WHAT THE TASK REQUIRES:
Could you copy every line from the material below in which "colors" appears?

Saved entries

------------------------------------------------

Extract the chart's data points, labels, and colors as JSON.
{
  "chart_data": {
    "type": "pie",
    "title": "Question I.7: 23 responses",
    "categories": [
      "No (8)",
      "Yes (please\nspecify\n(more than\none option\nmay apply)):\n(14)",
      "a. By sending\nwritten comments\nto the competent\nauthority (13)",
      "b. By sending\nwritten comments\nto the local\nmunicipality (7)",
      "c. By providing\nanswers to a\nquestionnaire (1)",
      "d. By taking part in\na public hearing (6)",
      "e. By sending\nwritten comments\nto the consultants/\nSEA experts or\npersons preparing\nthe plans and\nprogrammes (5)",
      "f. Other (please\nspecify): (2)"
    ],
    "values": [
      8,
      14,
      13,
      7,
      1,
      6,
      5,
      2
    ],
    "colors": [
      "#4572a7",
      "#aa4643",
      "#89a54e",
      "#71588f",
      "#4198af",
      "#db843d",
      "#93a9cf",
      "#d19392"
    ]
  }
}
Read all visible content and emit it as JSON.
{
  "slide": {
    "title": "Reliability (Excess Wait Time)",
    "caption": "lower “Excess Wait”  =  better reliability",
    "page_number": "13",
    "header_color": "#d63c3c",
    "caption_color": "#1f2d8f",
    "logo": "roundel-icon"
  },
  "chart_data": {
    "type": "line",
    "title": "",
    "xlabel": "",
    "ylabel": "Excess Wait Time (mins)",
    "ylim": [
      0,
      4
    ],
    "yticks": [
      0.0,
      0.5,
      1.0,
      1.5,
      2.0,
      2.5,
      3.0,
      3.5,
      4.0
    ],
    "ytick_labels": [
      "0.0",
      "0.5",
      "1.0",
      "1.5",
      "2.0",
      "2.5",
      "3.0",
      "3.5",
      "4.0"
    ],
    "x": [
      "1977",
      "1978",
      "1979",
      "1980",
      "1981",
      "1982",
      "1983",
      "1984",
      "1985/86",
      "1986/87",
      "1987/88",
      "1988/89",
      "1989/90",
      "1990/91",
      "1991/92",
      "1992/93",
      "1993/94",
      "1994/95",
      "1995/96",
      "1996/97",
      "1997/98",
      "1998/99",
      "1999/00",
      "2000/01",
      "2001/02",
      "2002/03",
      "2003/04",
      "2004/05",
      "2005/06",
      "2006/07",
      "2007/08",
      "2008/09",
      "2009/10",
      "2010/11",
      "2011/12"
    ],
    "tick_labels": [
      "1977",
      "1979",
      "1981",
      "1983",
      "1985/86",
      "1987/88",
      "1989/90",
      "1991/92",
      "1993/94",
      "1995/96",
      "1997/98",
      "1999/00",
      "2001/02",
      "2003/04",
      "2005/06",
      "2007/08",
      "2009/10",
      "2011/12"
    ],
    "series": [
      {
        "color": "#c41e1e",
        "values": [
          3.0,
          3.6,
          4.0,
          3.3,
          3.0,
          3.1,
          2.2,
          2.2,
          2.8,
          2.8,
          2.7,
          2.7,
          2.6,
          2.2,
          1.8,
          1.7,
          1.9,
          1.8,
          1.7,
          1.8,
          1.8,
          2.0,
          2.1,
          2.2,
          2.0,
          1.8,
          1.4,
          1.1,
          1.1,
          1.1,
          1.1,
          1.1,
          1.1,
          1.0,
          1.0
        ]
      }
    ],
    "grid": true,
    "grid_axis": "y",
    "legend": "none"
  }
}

------------------------------------------------

EXERCISE SOLUTION:
Extract the chart's data points, labels, and colors as JSON.
    "colors": [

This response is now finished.